▸ Task instructions
Your answer should be a single number: the count of lines containing "else".

▸ Material provided

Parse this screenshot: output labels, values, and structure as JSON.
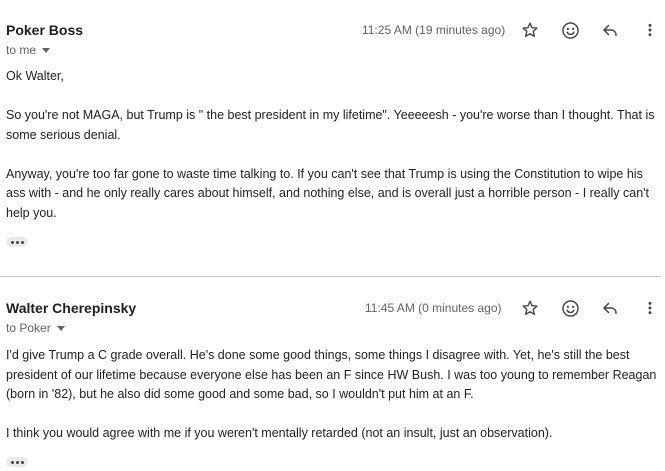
{
  "messages": [
    {
      "sender": "Poker Boss",
      "recipient": "to me",
      "time": "11:25 AM (19 minutes ago)",
      "body": [
        "Ok Walter,",
        "So you're not MAGA, but Trump is \" the best president in my lifetime\". Yeeeeesh - you're worse than I thought. That is some serious denial.",
        "Anyway, you're too far gone to waste time talking to. If you can't see that Trump is using the Constitution to wipe his ass with - and he only really cares about himself, and nothing else, and is overall just a horrible person -  I really can't help you."
      ]
    },
    {
      "sender": "Walter Cherepinsky",
      "recipient": "to Poker",
      "time": "11:45 AM (0 minutes ago)",
      "body": [
        "I'd give Trump a C grade overall. He's done some good things, some things I disagree with. Yet, he's still the best president of our lifetime because everyone else has been an F since HW Bush. I was too young to remember Reagan (born in '82), but he also did some good and some bad, so I wouldn't put him at an F.",
        "I think you would agree with me if you weren't mentally retarded (not an insult, just an observation)."
      ]
    }
  ],
  "icons": [
    "star-icon",
    "emoji-icon",
    "reply-icon",
    "more-vert-icon",
    "show-trimmed-icon"
  ]
}
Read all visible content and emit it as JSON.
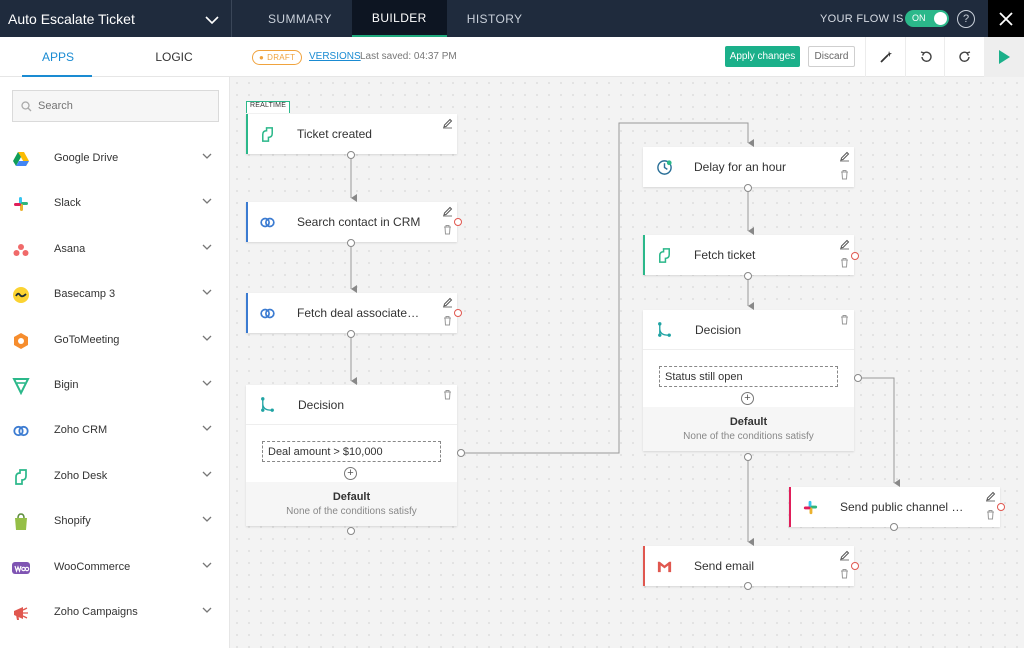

▸ Output of the task
2